**Objective**
State only how many lines contain the string "color".

**Record extracts**
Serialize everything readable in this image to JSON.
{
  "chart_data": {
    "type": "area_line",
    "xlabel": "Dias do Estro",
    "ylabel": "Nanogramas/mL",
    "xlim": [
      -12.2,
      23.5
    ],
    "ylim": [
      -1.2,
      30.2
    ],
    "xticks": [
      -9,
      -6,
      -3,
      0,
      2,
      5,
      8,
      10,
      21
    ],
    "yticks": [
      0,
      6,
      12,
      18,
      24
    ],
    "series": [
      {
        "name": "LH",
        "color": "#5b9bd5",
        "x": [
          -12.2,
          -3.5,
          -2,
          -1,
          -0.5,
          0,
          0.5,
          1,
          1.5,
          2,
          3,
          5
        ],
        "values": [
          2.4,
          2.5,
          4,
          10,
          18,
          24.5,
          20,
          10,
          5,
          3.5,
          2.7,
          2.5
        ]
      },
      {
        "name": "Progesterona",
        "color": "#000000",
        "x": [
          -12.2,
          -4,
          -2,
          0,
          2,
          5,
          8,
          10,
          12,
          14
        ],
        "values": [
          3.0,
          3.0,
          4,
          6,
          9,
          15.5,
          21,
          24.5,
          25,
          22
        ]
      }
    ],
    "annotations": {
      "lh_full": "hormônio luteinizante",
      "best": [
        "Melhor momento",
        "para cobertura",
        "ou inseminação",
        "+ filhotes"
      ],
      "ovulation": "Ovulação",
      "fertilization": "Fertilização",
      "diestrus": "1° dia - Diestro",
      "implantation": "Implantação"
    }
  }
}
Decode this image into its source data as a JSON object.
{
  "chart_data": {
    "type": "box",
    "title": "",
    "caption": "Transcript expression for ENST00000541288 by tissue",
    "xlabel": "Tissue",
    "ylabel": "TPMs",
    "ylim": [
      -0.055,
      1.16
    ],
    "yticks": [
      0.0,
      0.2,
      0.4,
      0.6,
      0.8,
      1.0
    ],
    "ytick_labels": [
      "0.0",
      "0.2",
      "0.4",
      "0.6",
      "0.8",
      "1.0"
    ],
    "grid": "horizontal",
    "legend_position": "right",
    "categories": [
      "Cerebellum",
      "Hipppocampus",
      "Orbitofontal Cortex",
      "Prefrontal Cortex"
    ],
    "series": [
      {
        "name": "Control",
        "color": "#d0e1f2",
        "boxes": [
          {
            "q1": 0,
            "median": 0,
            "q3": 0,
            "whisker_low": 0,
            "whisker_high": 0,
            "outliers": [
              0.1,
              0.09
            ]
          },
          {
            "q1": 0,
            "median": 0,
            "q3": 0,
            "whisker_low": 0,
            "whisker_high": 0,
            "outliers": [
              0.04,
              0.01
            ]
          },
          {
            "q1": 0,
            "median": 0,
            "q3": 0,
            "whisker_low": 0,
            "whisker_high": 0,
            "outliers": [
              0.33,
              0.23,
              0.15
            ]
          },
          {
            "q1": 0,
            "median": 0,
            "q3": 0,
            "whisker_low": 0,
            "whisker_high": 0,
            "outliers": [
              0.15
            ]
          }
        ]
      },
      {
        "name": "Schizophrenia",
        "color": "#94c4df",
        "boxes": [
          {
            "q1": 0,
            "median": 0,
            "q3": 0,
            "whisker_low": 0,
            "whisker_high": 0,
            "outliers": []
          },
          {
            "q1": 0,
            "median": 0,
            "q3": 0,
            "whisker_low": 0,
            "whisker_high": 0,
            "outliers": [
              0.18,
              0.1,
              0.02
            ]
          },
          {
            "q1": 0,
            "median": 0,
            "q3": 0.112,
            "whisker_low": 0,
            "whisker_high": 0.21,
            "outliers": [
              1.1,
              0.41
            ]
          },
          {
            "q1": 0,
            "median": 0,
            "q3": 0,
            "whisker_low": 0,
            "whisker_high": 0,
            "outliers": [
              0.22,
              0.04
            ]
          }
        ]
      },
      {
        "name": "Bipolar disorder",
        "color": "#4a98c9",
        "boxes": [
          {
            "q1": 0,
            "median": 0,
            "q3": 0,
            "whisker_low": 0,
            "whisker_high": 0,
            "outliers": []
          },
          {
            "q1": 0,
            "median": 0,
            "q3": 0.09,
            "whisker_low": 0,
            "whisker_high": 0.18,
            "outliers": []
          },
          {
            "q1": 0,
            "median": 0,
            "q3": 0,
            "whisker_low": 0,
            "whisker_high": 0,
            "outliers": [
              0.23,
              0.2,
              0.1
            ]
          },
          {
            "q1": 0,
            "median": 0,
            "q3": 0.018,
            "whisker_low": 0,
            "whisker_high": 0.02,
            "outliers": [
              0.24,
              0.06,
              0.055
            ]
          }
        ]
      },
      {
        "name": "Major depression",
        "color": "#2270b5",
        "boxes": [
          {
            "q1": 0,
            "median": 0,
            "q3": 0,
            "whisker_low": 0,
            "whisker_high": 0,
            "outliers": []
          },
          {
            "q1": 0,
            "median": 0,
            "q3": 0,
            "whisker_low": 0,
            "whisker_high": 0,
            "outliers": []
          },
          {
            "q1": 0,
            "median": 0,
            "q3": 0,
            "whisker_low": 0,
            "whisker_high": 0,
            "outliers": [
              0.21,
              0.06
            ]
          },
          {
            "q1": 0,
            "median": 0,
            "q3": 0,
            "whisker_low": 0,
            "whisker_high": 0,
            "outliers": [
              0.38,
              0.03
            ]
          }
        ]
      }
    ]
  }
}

**Solved problem**
6